** Exercise details **
Every line below that contains "fragrance" is to be copied.
┄┄┄┄┄┄┄┄┄┄┄┄┄┄┄┄┄┄┄┄
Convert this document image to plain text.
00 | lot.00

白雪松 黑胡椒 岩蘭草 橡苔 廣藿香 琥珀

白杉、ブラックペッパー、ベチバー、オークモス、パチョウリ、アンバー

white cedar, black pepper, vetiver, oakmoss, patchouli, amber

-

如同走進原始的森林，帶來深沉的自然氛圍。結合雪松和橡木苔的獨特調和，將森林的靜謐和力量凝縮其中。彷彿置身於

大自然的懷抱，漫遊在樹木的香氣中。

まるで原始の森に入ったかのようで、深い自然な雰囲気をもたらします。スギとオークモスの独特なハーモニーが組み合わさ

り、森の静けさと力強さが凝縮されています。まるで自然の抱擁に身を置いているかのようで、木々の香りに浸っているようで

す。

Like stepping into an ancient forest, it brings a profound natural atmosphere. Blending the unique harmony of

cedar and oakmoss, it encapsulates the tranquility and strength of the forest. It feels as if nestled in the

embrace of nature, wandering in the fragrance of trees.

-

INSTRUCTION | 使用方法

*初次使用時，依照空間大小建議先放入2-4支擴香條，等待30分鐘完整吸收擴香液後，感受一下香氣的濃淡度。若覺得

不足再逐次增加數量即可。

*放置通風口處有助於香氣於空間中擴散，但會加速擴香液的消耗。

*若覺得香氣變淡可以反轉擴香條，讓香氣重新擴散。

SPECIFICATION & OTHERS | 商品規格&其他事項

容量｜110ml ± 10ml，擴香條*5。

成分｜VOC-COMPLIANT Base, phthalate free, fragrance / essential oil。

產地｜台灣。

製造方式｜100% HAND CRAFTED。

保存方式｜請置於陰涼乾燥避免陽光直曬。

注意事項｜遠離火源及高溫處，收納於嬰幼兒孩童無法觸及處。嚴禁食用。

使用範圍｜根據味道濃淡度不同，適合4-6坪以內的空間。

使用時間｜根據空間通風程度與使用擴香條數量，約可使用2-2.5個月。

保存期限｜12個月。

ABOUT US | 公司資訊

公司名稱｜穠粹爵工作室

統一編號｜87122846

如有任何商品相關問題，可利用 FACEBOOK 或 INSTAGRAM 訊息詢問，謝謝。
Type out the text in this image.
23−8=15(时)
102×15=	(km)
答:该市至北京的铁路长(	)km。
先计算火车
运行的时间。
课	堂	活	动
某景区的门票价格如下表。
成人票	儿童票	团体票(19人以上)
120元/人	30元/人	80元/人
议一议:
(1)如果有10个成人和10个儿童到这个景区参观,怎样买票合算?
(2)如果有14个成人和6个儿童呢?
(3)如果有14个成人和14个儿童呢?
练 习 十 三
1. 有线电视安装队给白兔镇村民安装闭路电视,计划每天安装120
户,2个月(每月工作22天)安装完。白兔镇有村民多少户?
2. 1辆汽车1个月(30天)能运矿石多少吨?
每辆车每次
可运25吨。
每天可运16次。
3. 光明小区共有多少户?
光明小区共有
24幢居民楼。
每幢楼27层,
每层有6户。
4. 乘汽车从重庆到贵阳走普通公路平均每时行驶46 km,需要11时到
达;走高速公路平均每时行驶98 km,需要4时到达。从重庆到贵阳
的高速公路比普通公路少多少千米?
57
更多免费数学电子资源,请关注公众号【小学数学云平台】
┄┄┄┄┄┄┄┄┄┄┄┄┄┄┄┄┄┄┄┄
** Task response **
embrace of nature, wandering in the fragrance of trees.
成分｜VOC-COMPLIANT Base, phthalate free, fragrance / essential oil。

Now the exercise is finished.